#### EXERCISE
Locate the lines of the listing below that hold "статтями", then copy each of them.

#### THE RECORDS
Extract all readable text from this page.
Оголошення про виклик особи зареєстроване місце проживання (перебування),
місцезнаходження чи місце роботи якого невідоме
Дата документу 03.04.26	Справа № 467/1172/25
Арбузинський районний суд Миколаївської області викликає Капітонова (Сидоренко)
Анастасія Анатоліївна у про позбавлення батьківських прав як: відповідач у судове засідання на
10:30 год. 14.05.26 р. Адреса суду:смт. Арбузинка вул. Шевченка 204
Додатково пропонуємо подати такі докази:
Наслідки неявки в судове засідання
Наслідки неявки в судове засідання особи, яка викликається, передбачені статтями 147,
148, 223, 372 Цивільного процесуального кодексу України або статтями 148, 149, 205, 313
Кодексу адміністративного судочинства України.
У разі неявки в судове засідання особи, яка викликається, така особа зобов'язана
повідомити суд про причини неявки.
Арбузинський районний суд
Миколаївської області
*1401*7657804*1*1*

...

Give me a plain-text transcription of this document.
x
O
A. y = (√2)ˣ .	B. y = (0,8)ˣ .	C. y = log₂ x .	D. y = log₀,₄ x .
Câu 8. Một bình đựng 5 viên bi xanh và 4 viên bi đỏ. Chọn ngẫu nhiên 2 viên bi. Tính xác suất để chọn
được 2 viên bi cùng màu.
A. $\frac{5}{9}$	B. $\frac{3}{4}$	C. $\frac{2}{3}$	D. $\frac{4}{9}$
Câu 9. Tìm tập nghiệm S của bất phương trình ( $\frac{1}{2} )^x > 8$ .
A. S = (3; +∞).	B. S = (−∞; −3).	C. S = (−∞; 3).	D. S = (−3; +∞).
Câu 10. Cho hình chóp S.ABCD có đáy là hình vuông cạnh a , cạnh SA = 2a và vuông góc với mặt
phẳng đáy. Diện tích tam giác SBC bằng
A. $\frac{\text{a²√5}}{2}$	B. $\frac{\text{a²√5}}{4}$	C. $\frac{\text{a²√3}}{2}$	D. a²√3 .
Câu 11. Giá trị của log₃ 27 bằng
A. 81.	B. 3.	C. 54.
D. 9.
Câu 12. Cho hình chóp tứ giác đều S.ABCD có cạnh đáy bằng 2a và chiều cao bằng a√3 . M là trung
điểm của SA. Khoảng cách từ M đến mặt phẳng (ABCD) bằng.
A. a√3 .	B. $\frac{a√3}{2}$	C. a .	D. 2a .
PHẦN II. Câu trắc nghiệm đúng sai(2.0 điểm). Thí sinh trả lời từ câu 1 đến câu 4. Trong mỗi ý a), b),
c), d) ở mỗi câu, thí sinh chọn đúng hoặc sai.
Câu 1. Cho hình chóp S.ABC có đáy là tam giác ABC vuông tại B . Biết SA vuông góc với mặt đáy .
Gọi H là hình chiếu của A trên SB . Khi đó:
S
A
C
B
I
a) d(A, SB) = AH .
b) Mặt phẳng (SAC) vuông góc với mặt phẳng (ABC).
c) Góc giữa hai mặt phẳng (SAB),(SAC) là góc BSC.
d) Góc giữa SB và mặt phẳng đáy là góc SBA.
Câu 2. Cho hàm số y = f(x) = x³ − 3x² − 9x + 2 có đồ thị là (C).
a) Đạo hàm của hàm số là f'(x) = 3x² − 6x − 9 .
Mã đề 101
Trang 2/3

#### FULL RESPONSE
Наслідки неявки в судове засідання особи, яка викликається, передбачені статтями 147,
148, 223, 372 Цивільного процесуального кодексу України або статтями 148, 149, 205, 313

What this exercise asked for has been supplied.